» GIVEN TASK: Show all lines holding the string "icon".

[Data entries]
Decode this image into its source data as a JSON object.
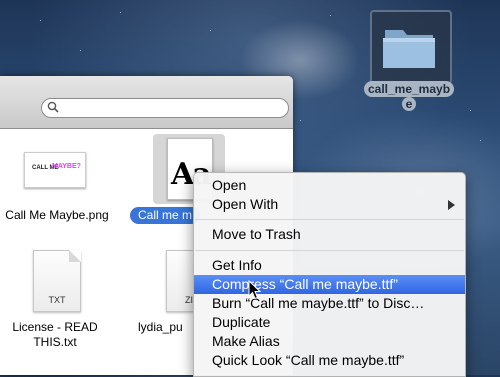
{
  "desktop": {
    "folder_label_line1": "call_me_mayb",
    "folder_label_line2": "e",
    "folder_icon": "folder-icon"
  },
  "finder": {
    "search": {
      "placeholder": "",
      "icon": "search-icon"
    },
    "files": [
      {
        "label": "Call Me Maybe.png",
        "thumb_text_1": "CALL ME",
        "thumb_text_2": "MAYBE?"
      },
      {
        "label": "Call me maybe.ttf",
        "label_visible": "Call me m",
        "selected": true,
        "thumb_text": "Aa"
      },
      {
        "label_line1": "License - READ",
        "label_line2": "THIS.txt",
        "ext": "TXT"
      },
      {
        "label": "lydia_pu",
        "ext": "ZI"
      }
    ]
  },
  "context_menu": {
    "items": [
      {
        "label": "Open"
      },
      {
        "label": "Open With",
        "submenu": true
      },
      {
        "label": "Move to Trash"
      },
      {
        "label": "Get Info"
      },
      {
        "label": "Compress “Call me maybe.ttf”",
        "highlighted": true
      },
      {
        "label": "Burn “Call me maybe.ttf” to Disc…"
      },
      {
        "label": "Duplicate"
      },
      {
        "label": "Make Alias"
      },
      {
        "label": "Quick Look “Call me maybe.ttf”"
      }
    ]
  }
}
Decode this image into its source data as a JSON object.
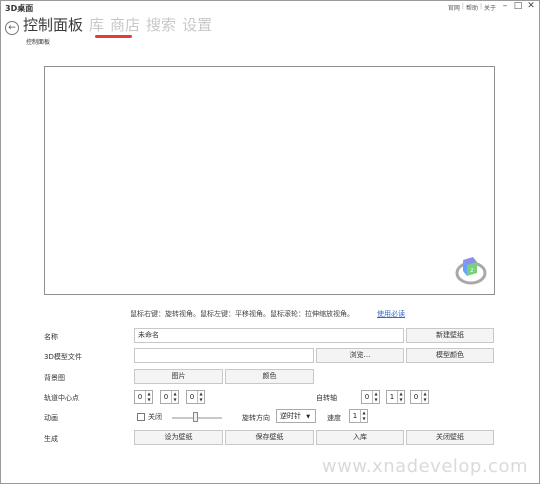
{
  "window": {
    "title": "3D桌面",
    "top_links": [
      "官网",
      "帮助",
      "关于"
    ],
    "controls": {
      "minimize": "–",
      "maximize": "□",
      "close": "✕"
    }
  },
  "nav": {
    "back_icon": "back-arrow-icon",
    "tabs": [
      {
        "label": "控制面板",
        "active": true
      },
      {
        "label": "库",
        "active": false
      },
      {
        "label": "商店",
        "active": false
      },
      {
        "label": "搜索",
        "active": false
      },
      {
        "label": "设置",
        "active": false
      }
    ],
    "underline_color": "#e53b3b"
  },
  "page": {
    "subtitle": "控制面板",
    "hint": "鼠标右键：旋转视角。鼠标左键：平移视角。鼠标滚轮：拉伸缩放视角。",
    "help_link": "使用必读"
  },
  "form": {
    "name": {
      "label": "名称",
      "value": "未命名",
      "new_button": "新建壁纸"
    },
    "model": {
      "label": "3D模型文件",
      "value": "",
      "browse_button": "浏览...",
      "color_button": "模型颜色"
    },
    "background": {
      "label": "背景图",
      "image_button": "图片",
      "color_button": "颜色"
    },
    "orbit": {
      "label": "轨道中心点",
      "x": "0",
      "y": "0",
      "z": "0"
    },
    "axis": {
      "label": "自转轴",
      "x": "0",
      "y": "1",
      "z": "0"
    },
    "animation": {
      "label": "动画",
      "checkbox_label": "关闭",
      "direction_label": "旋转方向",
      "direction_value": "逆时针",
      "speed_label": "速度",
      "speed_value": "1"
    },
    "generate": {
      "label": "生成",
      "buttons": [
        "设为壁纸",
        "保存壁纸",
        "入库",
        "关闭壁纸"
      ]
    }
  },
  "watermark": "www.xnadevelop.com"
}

» REPLY TO THE TASK:
    "folder_icon": "folder-icon"
      "icon": "search-icon"
    "back_icon": "back-arrow-icon",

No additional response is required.